— start of INFORMATION SHOWN —

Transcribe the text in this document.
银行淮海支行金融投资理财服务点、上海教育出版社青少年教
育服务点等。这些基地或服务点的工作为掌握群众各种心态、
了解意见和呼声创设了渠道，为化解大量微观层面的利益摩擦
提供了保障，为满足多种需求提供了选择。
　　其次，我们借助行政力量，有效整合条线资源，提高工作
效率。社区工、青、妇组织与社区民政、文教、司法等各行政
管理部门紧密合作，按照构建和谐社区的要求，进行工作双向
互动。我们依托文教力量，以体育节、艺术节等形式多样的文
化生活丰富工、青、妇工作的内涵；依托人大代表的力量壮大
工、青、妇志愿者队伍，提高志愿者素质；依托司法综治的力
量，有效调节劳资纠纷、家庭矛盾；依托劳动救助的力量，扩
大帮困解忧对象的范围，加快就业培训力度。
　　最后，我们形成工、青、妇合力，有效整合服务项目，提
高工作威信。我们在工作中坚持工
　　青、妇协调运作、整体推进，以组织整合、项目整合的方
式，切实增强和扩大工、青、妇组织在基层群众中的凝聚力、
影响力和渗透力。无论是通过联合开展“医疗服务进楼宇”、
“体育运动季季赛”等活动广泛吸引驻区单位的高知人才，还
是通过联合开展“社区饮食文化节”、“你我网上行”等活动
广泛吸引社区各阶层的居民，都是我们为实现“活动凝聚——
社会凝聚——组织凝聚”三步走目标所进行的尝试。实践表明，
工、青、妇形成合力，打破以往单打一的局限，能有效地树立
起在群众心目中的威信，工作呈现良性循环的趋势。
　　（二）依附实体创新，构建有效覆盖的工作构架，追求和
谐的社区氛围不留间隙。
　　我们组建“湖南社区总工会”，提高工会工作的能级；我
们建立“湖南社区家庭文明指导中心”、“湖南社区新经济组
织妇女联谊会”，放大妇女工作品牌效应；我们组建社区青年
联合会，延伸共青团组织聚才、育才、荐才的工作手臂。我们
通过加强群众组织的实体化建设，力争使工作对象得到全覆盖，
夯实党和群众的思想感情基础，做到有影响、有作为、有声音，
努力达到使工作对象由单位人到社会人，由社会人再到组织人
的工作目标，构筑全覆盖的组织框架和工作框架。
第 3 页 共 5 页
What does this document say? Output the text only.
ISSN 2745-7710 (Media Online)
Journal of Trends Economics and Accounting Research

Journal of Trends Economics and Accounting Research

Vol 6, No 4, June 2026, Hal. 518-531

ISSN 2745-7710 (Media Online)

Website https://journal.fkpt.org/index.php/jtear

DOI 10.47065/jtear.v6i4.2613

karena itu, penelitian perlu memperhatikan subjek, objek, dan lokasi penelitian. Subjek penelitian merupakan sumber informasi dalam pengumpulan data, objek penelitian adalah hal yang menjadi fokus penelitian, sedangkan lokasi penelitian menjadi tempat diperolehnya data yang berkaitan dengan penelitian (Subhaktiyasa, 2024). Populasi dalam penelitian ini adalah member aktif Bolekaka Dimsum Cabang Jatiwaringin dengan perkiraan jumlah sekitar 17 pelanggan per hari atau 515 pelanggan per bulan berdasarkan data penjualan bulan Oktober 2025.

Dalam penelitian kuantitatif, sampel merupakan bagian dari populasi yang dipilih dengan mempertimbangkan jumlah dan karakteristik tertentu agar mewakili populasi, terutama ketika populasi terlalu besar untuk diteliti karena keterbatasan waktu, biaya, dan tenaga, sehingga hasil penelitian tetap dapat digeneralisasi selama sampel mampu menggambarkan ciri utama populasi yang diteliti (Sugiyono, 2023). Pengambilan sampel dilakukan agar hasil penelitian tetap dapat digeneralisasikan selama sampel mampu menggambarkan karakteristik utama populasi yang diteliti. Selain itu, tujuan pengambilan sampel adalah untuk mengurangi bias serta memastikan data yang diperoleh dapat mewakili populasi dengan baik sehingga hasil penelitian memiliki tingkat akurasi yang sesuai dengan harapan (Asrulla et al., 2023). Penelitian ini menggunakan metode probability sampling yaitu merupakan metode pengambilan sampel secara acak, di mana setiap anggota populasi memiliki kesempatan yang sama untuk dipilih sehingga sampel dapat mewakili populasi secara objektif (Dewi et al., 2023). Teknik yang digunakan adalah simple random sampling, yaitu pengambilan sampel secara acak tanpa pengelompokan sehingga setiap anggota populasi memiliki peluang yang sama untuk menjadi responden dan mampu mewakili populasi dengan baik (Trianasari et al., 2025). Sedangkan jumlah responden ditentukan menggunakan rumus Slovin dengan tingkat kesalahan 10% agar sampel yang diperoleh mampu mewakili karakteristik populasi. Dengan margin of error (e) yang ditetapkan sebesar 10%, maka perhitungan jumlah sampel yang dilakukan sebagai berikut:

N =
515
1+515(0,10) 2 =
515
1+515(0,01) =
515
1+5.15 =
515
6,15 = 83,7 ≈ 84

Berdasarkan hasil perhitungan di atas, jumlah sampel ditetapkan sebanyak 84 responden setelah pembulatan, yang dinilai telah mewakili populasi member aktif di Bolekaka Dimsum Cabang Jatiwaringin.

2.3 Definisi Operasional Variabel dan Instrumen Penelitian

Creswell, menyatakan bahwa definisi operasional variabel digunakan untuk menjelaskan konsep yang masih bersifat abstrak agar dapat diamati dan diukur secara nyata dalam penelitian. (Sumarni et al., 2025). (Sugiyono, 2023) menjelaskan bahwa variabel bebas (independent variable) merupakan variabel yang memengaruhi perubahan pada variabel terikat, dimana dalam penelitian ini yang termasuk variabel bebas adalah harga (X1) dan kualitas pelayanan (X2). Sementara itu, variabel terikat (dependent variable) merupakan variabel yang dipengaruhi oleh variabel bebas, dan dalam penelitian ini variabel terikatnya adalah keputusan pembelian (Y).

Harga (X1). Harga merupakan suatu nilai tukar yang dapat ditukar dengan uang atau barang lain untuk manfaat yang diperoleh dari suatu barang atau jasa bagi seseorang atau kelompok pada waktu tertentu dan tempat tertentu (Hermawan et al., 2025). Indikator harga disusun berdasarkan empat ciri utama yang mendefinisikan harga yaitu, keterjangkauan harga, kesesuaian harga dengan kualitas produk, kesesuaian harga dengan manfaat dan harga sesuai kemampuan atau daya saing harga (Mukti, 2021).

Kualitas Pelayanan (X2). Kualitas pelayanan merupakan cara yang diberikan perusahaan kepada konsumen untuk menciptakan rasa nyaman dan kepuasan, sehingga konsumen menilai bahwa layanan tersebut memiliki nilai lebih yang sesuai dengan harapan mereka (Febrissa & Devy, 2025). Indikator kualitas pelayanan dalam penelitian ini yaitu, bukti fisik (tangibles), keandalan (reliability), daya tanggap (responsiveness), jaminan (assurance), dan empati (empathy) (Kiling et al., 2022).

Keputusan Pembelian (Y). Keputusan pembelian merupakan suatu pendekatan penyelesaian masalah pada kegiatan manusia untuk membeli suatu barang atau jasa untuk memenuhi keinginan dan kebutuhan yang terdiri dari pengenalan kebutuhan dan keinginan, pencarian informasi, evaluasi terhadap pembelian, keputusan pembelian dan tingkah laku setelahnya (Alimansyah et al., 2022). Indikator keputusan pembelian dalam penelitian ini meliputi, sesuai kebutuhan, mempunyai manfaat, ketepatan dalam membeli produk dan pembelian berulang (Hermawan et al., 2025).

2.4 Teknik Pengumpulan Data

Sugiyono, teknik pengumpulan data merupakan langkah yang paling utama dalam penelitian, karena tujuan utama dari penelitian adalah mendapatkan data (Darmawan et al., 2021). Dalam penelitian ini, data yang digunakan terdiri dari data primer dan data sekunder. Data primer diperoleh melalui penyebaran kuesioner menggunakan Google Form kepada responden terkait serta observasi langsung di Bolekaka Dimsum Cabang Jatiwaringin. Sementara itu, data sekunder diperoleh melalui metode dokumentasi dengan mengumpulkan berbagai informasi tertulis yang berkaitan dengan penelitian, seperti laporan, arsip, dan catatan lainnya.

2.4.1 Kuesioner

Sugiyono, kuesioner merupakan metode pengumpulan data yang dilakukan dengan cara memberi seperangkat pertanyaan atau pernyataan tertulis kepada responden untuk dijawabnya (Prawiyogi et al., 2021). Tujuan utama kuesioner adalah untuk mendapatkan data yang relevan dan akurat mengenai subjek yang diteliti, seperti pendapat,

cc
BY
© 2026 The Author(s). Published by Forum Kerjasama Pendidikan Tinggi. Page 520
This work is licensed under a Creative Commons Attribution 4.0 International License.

— end of INFORMATION SHOWN —

## [TASK INSTRUCTIONS]
Which lines include "document"? Copy each of them out.

## [SOLVED PROBLEM]
Transcribe the text in this document.
What does this document say? Output the text only.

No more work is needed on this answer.